[Dataset items]

___

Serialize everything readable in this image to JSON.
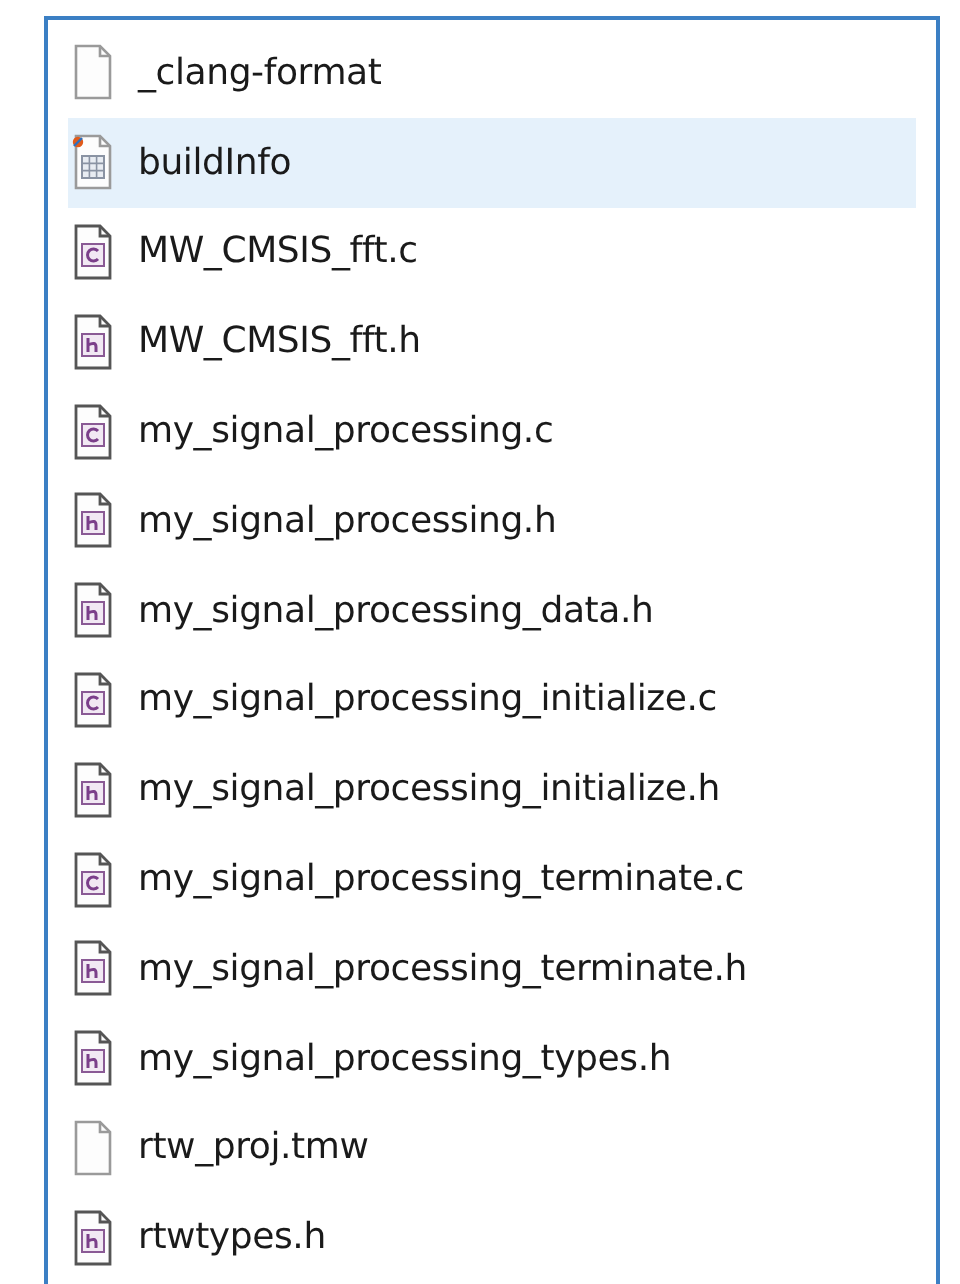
{
  "files": [
    {
      "name": "_clang-format",
      "kind": "blank",
      "selected": false
    },
    {
      "name": "buildInfo",
      "kind": "table",
      "selected": true
    },
    {
      "name": "MW_CMSIS_fft.c",
      "kind": "c",
      "selected": false
    },
    {
      "name": "MW_CMSIS_fft.h",
      "kind": "h",
      "selected": false
    },
    {
      "name": "my_signal_processing.c",
      "kind": "c",
      "selected": false
    },
    {
      "name": "my_signal_processing.h",
      "kind": "h",
      "selected": false
    },
    {
      "name": "my_signal_processing_data.h",
      "kind": "h",
      "selected": false
    },
    {
      "name": "my_signal_processing_initialize.c",
      "kind": "c",
      "selected": false
    },
    {
      "name": "my_signal_processing_initialize.h",
      "kind": "h",
      "selected": false
    },
    {
      "name": "my_signal_processing_terminate.c",
      "kind": "c",
      "selected": false
    },
    {
      "name": "my_signal_processing_terminate.h",
      "kind": "h",
      "selected": false
    },
    {
      "name": "my_signal_processing_types.h",
      "kind": "h",
      "selected": false
    },
    {
      "name": "rtw_proj.tmw",
      "kind": "blank",
      "selected": false
    },
    {
      "name": "rtwtypes.h",
      "kind": "h",
      "selected": false
    }
  ]
}
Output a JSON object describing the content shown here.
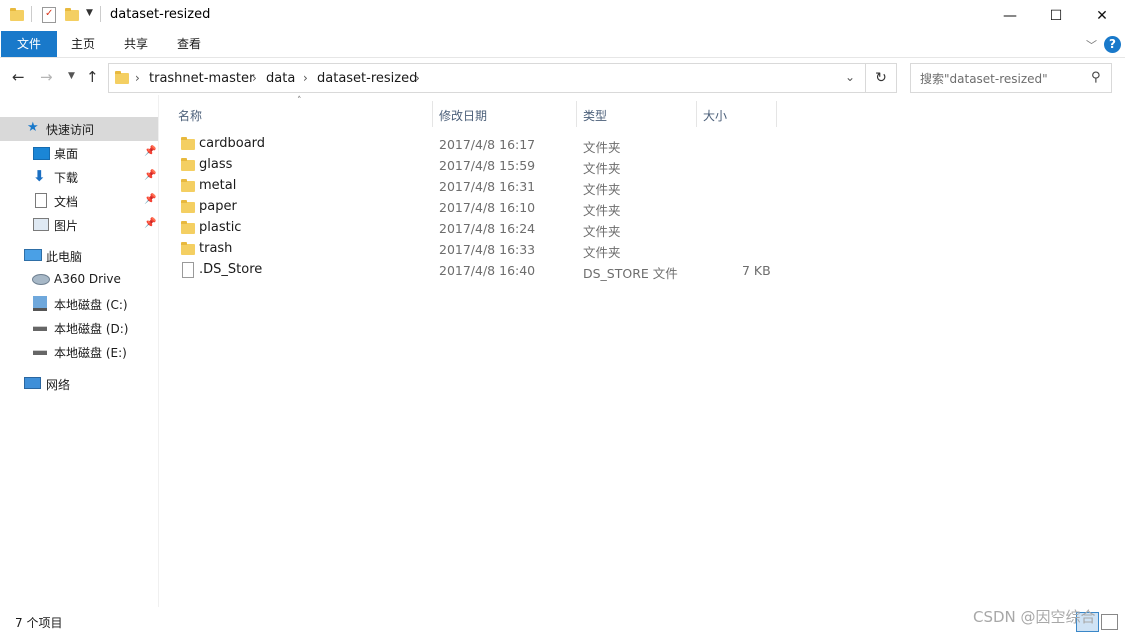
{
  "window": {
    "title": "dataset-resized",
    "minimize": "—",
    "maximize": "☐",
    "close": "✕"
  },
  "ribbon": {
    "tabs": [
      "文件",
      "主页",
      "共享",
      "查看"
    ]
  },
  "address": {
    "crumbs": [
      "trashnet-master",
      "data",
      "dataset-resized"
    ]
  },
  "search": {
    "placeholder": "搜索\"dataset-resized\""
  },
  "nav": {
    "quick_access": "快速访问",
    "pinned": [
      "桌面",
      "下载",
      "文档",
      "图片"
    ],
    "this_pc": "此电脑",
    "drives": [
      "A360 Drive",
      "本地磁盘 (C:)",
      "本地磁盘 (D:)",
      "本地磁盘 (E:)"
    ],
    "network": "网络"
  },
  "columns": {
    "name": "名称",
    "date": "修改日期",
    "type": "类型",
    "size": "大小"
  },
  "files": [
    {
      "name": "cardboard",
      "date": "2017/4/8 16:17",
      "type": "文件夹",
      "size": "",
      "icon": "folder-icon"
    },
    {
      "name": "glass",
      "date": "2017/4/8 15:59",
      "type": "文件夹",
      "size": "",
      "icon": "folder-icon"
    },
    {
      "name": "metal",
      "date": "2017/4/8 16:31",
      "type": "文件夹",
      "size": "",
      "icon": "folder-icon"
    },
    {
      "name": "paper",
      "date": "2017/4/8 16:10",
      "type": "文件夹",
      "size": "",
      "icon": "folder-icon"
    },
    {
      "name": "plastic",
      "date": "2017/4/8 16:24",
      "type": "文件夹",
      "size": "",
      "icon": "folder-icon"
    },
    {
      "name": "trash",
      "date": "2017/4/8 16:33",
      "type": "文件夹",
      "size": "",
      "icon": "folder-icon"
    },
    {
      "name": ".DS_Store",
      "date": "2017/4/8 16:40",
      "type": "DS_STORE 文件",
      "size": "7 KB",
      "icon": "file-icon"
    }
  ],
  "status": {
    "item_count": "7 个项目"
  },
  "watermark": "CSDN @因空综合",
  "colors": {
    "accent": "#1979ca",
    "folder": "#f4cf62",
    "selected_nav": "#d9d9d9"
  }
}
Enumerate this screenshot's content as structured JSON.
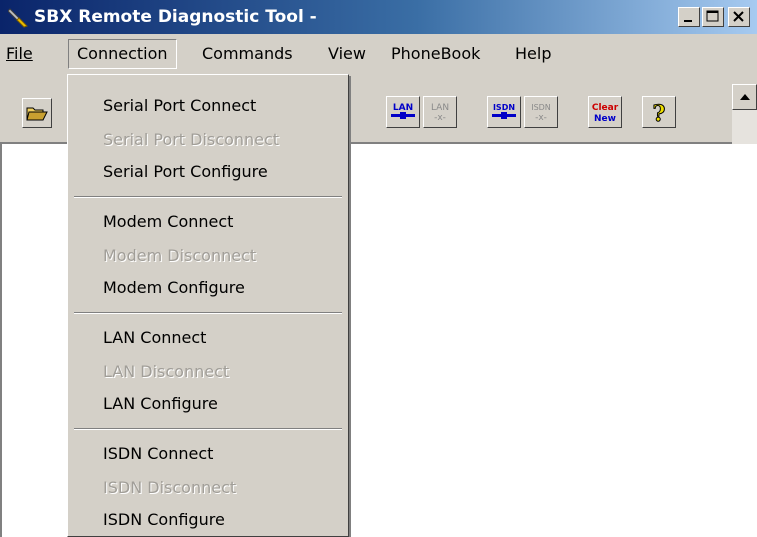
{
  "window": {
    "title": "SBX Remote Diagnostic Tool  -",
    "controls": [
      "minimize",
      "maximize",
      "close"
    ]
  },
  "menubar": {
    "items": [
      "File",
      "Connection",
      "Commands",
      "View",
      "PhoneBook",
      "Help"
    ],
    "active": "Connection"
  },
  "toolbar": {
    "buttons": [
      {
        "name": "open-folder-icon"
      },
      {
        "name": "lan-connect-icon",
        "label": "LAN"
      },
      {
        "name": "lan-disconnect-icon",
        "label": "LAN",
        "sub": "-x-"
      },
      {
        "name": "isdn-connect-icon",
        "label": "ISDN"
      },
      {
        "name": "isdn-disconnect-icon",
        "label": "ISDN",
        "sub": "-x-"
      },
      {
        "name": "clear-new-icon",
        "label1": "Clear",
        "label2": "New"
      },
      {
        "name": "help-icon",
        "label": "?"
      }
    ]
  },
  "connection_menu": {
    "items": [
      {
        "label": "Serial Port Connect",
        "enabled": true
      },
      {
        "label": "Serial Port Disconnect",
        "enabled": false
      },
      {
        "label": "Serial Port Configure",
        "enabled": true
      },
      {
        "label": "Modem Connect",
        "enabled": true
      },
      {
        "label": "Modem Disconnect",
        "enabled": false
      },
      {
        "label": "Modem Configure",
        "enabled": true
      },
      {
        "label": "LAN Connect",
        "enabled": true
      },
      {
        "label": "LAN Disconnect",
        "enabled": false
      },
      {
        "label": "LAN Configure",
        "enabled": true
      },
      {
        "label": "ISDN Connect",
        "enabled": true
      },
      {
        "label": "ISDN Disconnect",
        "enabled": false
      },
      {
        "label": "ISDN Configure",
        "enabled": true
      }
    ]
  },
  "colors": {
    "titlebar_start": "#0a246a",
    "titlebar_end": "#a6caf0",
    "face": "#d4d0c8",
    "disabled_text": "#a19e98",
    "icon_blue": "#0000c8",
    "icon_red": "#cc0000"
  }
}
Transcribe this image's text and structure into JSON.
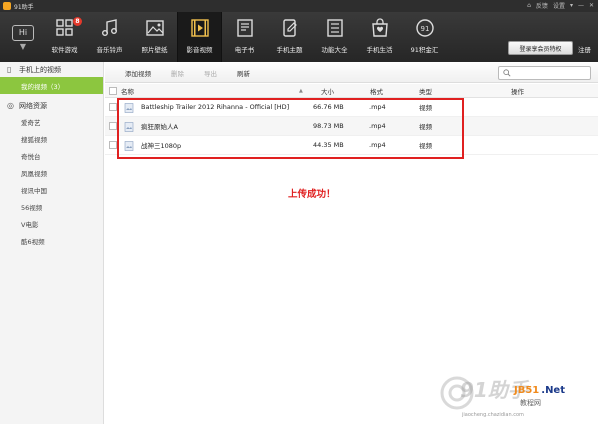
{
  "titlebar": {
    "app_title": "91助手",
    "links": [
      "反馈",
      "设置"
    ]
  },
  "toolbar": {
    "items": [
      {
        "label": "软件游戏",
        "icon": "apps-grid-icon",
        "badge": "8"
      },
      {
        "label": "音乐铃声",
        "icon": "music-note-icon"
      },
      {
        "label": "照片壁纸",
        "icon": "picture-icon"
      },
      {
        "label": "影音视频",
        "icon": "video-play-icon",
        "active": true
      },
      {
        "label": "电子书",
        "icon": "book-icon"
      },
      {
        "label": "手机主题",
        "icon": "phone-theme-icon"
      },
      {
        "label": "功能大全",
        "icon": "function-list-icon"
      },
      {
        "label": "手机生活",
        "icon": "shopping-bag-icon"
      },
      {
        "label": "91积金汇",
        "icon": "coin-icon"
      }
    ],
    "home_label": "Hi",
    "login_label": "登录享会员特权",
    "register_label": "注册"
  },
  "sidebar": {
    "section1": "手机上的视频",
    "my_videos": "我的视频（3）",
    "section2": "网络资源",
    "items": [
      "爱奇艺",
      "搜狐视频",
      "奇悦台",
      "凤凰视频",
      "视讯中国",
      "56视频",
      "V电影",
      "酷6视频"
    ]
  },
  "subbar": {
    "add": "添加视频",
    "delete": "删除",
    "export": "导出",
    "refresh": "刷新",
    "search_placeholder": ""
  },
  "table": {
    "headers": {
      "name": "名称",
      "size": "大小",
      "format": "格式",
      "type": "类型",
      "op": "操作"
    },
    "rows": [
      {
        "name": "Battleship Trailer 2012 Rihanna - Official [HD]",
        "size": "66.76 MB",
        "format": ".mp4",
        "type": "视频"
      },
      {
        "name": "疯狂原始人A",
        "size": "98.73 MB",
        "format": ".mp4",
        "type": "视频"
      },
      {
        "name": "战神三1080p",
        "size": "44.35 MB",
        "format": ".mp4",
        "type": "视频"
      }
    ]
  },
  "status": {
    "message": "上传成功！"
  },
  "watermark": {
    "jb": "JB51",
    "net": ".Net",
    "cn": "教程网",
    "url": "jiaocheng.chazidian.com",
    "big": "91助手"
  },
  "colors": {
    "accent_green": "#8cc63f",
    "highlight_red": "#e02020",
    "toolbar_bg": "#2a2a2a"
  }
}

___

**Problem details**
Exclude the pictures. Write out the remaining data exactly.

**Reply**
Serialize everything readable in this image to JSON.
{
  "files": [
    {
      "name": "_clang-format",
      "kind": "blank",
      "selected": false
    },
    {
      "name": "buildInfo",
      "kind": "table",
      "selected": true
    },
    {
      "name": "MW_CMSIS_fft.c",
      "kind": "c",
      "selected": false
    },
    {
      "name": "MW_CMSIS_fft.h",
      "kind": "h",
      "selected": false
    },
    {
      "name": "my_signal_processing.c",
      "kind": "c",
      "selected": false
    },
    {
      "name": "my_signal_processing.h",
      "kind": "h",
      "selected": false
    },
    {
      "name": "my_signal_processing_data.h",
      "kind": "h",
      "selected": false
    },
    {
      "name": "my_signal_processing_initialize.c",
      "kind": "c",
      "selected": false
    },
    {
      "name": "my_signal_processing_initialize.h",
      "kind": "h",
      "selected": false
    },
    {
      "name": "my_signal_processing_terminate.c",
      "kind": "c",
      "selected": false
    },
    {
      "name": "my_signal_processing_terminate.h",
      "kind": "h",
      "selected": false
    },
    {
      "name": "my_signal_processing_types.h",
      "kind": "h",
      "selected": false
    },
    {
      "name": "rtw_proj.tmw",
      "kind": "blank",
      "selected": false
    },
    {
      "name": "rtwtypes.h",
      "kind": "h",
      "selected": false
    }
  ]
}
Output a JSON object describing the content shown here.
{
  "window": {
    "title": "dataset-resized",
    "minimize": "—",
    "maximize": "☐",
    "close": "✕"
  },
  "ribbon": {
    "tabs": [
      "文件",
      "主页",
      "共享",
      "查看"
    ]
  },
  "address": {
    "crumbs": [
      "trashnet-master",
      "data",
      "dataset-resized"
    ]
  },
  "search": {
    "placeholder": "搜索\"dataset-resized\""
  },
  "nav": {
    "quick_access": "快速访问",
    "pinned": [
      "桌面",
      "下载",
      "文档",
      "图片"
    ],
    "this_pc": "此电脑",
    "drives": [
      "A360 Drive",
      "本地磁盘 (C:)",
      "本地磁盘 (D:)",
      "本地磁盘 (E:)"
    ],
    "network": "网络"
  },
  "columns": {
    "name": "名称",
    "date": "修改日期",
    "type": "类型",
    "size": "大小"
  },
  "files": [
    {
      "name": "cardboard",
      "date": "2017/4/8 16:17",
      "type": "文件夹",
      "size": "",
      "icon": "folder-icon"
    },
    {
      "name": "glass",
      "date": "2017/4/8 15:59",
      "type": "文件夹",
      "size": "",
      "icon": "folder-icon"
    },
    {
      "name": "metal",
      "date": "2017/4/8 16:31",
      "type": "文件夹",
      "size": "",
      "icon": "folder-icon"
    },
    {
      "name": "paper",
      "date": "2017/4/8 16:10",
      "type": "文件夹",
      "size": "",
      "icon": "folder-icon"
    },
    {
      "name": "plastic",
      "date": "2017/4/8 16:24",
      "type": "文件夹",
      "size": "",
      "icon": "folder-icon"
    },
    {
      "name": "trash",
      "date": "2017/4/8 16:33",
      "type": "文件夹",
      "size": "",
      "icon": "folder-icon"
    },
    {
      "name": ".DS_Store",
      "date": "2017/4/8 16:40",
      "type": "DS_STORE 文件",
      "size": "7 KB",
      "icon": "file-icon"
    }
  ],
  "status": {
    "item_count": "7 个项目"
  },
  "watermark": "CSDN @因空综合",
  "colors": {
    "accent": "#1979ca",
    "folder": "#f4cf62",
    "selected_nav": "#d9d9d9"
  }
}
Enumerate this screenshot's content as structured JSON.
{
  "window": {
    "title": "SBX Remote Diagnostic Tool  -",
    "controls": [
      "minimize",
      "maximize",
      "close"
    ]
  },
  "menubar": {
    "items": [
      "File",
      "Connection",
      "Commands",
      "View",
      "PhoneBook",
      "Help"
    ],
    "active": "Connection"
  },
  "toolbar": {
    "buttons": [
      {
        "name": "open-folder-icon"
      },
      {
        "name": "lan-connect-icon",
        "label": "LAN"
      },
      {
        "name": "lan-disconnect-icon",
        "label": "LAN",
        "sub": "-x-"
      },
      {
        "name": "isdn-connect-icon",
        "label": "ISDN"
      },
      {
        "name": "isdn-disconnect-icon",
        "label": "ISDN",
        "sub": "-x-"
      },
      {
        "name": "clear-new-icon",
        "label1": "Clear",
        "label2": "New"
      },
      {
        "name": "help-icon",
        "label": "?"
      }
    ]
  },
  "connection_menu": {
    "items": [
      {
        "label": "Serial Port Connect",
        "enabled": true
      },
      {
        "label": "Serial Port Disconnect",
        "enabled": false
      },
      {
        "label": "Serial Port Configure",
        "enabled": true
      },
      {
        "label": "Modem Connect",
        "enabled": true
      },
      {
        "label": "Modem Disconnect",
        "enabled": false
      },
      {
        "label": "Modem Configure",
        "enabled": true
      },
      {
        "label": "LAN Connect",
        "enabled": true
      },
      {
        "label": "LAN Disconnect",
        "enabled": false
      },
      {
        "label": "LAN Configure",
        "enabled": true
      },
      {
        "label": "ISDN Connect",
        "enabled": true
      },
      {
        "label": "ISDN Disconnect",
        "enabled": false
      },
      {
        "label": "ISDN Configure",
        "enabled": true
      }
    ]
  },
  "colors": {
    "titlebar_start": "#0a246a",
    "titlebar_end": "#a6caf0",
    "face": "#d4d0c8",
    "disabled_text": "#a19e98",
    "icon_blue": "#0000c8",
    "icon_red": "#cc0000"
  }
}
Transcribe this image's text and structure into JSON.
{
  "titlebar": {
    "app_title": "91助手",
    "links": [
      "反馈",
      "设置"
    ]
  },
  "toolbar": {
    "items": [
      {
        "label": "软件游戏",
        "icon": "apps-grid-icon",
        "badge": "8"
      },
      {
        "label": "音乐铃声",
        "icon": "music-note-icon"
      },
      {
        "label": "照片壁纸",
        "icon": "picture-icon"
      },
      {
        "label": "影音视频",
        "icon": "video-play-icon",
        "active": true
      },
      {
        "label": "电子书",
        "icon": "book-icon"
      },
      {
        "label": "手机主题",
        "icon": "phone-theme-icon"
      },
      {
        "label": "功能大全",
        "icon": "function-list-icon"
      },
      {
        "label": "手机生活",
        "icon": "shopping-bag-icon"
      },
      {
        "label": "91积金汇",
        "icon": "coin-icon"
      }
    ],
    "home_label": "Hi",
    "login_label": "登录享会员特权",
    "register_label": "注册"
  },
  "sidebar": {
    "section1": "手机上的视频",
    "my_videos": "我的视频（3）",
    "section2": "网络资源",
    "items": [
      "爱奇艺",
      "搜狐视频",
      "奇悦台",
      "凤凰视频",
      "视讯中国",
      "56视频",
      "V电影",
      "酷6视频"
    ]
  },
  "subbar": {
    "add": "添加视频",
    "delete": "删除",
    "export": "导出",
    "refresh": "刷新",
    "search_placeholder": ""
  },
  "table": {
    "headers": {
      "name": "名称",
      "size": "大小",
      "format": "格式",
      "type": "类型",
      "op": "操作"
    },
    "rows": [
      {
        "name": "Battleship Trailer 2012 Rihanna - Official [HD]",
        "size": "66.76 MB",
        "format": ".mp4",
        "type": "视频"
      },
      {
        "name": "疯狂原始人A",
        "size": "98.73 MB",
        "format": ".mp4",
        "type": "视频"
      },
      {
        "name": "战神三1080p",
        "size": "44.35 MB",
        "format": ".mp4",
        "type": "视频"
      }
    ]
  },
  "status": {
    "message": "上传成功！"
  },
  "watermark": {
    "jb": "JB51",
    "net": ".Net",
    "cn": "教程网",
    "url": "jiaocheng.chazidian.com",
    "big": "91助手"
  },
  "colors": {
    "accent_green": "#8cc63f",
    "highlight_red": "#e02020",
    "toolbar_bg": "#2a2a2a"
  }
}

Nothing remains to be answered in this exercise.